_WORK INSTRUCTIONS:_
Return the data word for word, from its first line through the line containing "heatmap-cell [279,536,284,566]", with both of those lines included.

_GIVEN DATA:_
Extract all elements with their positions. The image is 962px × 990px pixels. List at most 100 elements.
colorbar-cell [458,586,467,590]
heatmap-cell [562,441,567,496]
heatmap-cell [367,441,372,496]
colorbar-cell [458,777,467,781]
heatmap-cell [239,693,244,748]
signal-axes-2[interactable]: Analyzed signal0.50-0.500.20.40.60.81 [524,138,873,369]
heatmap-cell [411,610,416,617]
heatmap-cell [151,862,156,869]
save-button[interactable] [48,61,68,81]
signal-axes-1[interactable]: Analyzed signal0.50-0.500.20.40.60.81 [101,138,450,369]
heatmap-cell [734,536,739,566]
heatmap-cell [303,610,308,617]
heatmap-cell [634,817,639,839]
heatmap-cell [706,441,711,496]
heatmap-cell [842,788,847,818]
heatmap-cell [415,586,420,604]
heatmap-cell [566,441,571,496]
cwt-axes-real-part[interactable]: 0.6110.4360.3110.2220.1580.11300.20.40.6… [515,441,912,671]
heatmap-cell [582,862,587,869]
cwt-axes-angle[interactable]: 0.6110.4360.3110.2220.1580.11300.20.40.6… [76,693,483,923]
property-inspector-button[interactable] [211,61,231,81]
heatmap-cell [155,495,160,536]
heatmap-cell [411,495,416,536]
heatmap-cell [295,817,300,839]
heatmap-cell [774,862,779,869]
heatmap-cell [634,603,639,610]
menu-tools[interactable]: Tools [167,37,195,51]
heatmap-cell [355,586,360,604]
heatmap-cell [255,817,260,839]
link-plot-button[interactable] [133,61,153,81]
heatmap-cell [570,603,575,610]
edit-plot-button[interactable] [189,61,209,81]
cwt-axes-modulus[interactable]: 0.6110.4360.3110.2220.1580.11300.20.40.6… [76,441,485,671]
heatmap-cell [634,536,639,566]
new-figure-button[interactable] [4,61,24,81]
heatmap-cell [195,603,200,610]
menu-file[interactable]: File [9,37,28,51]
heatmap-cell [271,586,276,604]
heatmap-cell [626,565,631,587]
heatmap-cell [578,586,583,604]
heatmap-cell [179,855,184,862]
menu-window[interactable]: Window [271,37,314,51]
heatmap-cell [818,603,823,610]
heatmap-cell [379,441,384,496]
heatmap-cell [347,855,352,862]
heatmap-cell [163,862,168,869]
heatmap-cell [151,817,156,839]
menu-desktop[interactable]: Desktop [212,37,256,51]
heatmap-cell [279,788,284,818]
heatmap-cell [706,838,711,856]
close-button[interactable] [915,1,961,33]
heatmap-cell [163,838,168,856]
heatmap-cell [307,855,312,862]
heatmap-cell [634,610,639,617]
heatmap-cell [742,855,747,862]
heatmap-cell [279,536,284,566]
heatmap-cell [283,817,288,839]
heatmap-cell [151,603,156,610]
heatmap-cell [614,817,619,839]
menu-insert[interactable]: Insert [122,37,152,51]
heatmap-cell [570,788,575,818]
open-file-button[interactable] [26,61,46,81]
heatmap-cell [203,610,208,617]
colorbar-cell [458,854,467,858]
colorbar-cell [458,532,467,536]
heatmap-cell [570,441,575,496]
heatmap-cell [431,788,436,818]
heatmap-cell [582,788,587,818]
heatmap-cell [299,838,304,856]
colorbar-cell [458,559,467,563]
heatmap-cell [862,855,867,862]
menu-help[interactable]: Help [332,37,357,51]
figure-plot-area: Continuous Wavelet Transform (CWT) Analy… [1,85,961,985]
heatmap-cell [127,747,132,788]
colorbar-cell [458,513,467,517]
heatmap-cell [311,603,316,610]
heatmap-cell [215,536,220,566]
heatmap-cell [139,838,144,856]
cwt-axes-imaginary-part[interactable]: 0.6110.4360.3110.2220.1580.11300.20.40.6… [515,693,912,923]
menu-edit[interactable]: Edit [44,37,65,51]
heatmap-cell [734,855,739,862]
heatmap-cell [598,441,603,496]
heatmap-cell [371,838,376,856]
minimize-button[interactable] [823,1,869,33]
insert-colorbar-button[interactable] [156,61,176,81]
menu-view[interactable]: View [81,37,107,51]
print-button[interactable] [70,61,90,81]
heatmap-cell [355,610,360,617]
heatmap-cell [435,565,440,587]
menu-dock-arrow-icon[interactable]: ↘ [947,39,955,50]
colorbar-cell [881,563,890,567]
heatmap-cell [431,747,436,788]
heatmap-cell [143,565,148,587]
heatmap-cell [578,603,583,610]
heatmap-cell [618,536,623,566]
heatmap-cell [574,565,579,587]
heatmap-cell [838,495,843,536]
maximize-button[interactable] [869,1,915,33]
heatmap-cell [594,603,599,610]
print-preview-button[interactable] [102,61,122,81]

_TASK ANSWER:_
Extract all elements with their positions. The image is 962px × 990px pixels. List at most 100 elements.
colorbar-cell [458,586,467,590]
heatmap-cell [562,441,567,496]
heatmap-cell [367,441,372,496]
colorbar-cell [458,777,467,781]
heatmap-cell [239,693,244,748]
signal-axes-2[interactable]: Analyzed signal0.50-0.500.20.40.60.81 [524,138,873,369]
heatmap-cell [411,610,416,617]
heatmap-cell [151,862,156,869]
save-button[interactable] [48,61,68,81]
signal-axes-1[interactable]: Analyzed signal0.50-0.500.20.40.60.81 [101,138,450,369]
heatmap-cell [734,536,739,566]
heatmap-cell [303,610,308,617]
heatmap-cell [634,817,639,839]
heatmap-cell [706,441,711,496]
heatmap-cell [842,788,847,818]
heatmap-cell [415,586,420,604]
heatmap-cell [566,441,571,496]
cwt-axes-real-part[interactable]: 0.6110.4360.3110.2220.1580.11300.20.40.6… [515,441,912,671]
heatmap-cell [582,862,587,869]
cwt-axes-angle[interactable]: 0.6110.4360.3110.2220.1580.11300.20.40.6… [76,693,483,923]
property-inspector-button[interactable] [211,61,231,81]
heatmap-cell [155,495,160,536]
heatmap-cell [411,495,416,536]
heatmap-cell [295,817,300,839]
heatmap-cell [774,862,779,869]
heatmap-cell [634,603,639,610]
menu-tools[interactable]: Tools [167,37,195,51]
heatmap-cell [355,586,360,604]
heatmap-cell [255,817,260,839]
link-plot-button[interactable] [133,61,153,81]
heatmap-cell [570,603,575,610]
edit-plot-button[interactable] [189,61,209,81]
cwt-axes-modulus[interactable]: 0.6110.4360.3110.2220.1580.11300.20.40.6… [76,441,485,671]
heatmap-cell [634,536,639,566]
new-figure-button[interactable] [4,61,24,81]
heatmap-cell [195,603,200,610]
menu-file[interactable]: File [9,37,28,51]
heatmap-cell [271,586,276,604]
heatmap-cell [626,565,631,587]
heatmap-cell [578,586,583,604]
heatmap-cell [179,855,184,862]
menu-window[interactable]: Window [271,37,314,51]
heatmap-cell [818,603,823,610]
heatmap-cell [379,441,384,496]
heatmap-cell [347,855,352,862]
heatmap-cell [163,862,168,869]
heatmap-cell [151,817,156,839]
menu-desktop[interactable]: Desktop [212,37,256,51]
heatmap-cell [279,788,284,818]
heatmap-cell [706,838,711,856]
close-button[interactable] [915,1,961,33]
heatmap-cell [163,838,168,856]
heatmap-cell [307,855,312,862]
heatmap-cell [634,610,639,617]
heatmap-cell [742,855,747,862]
heatmap-cell [279,536,284,566]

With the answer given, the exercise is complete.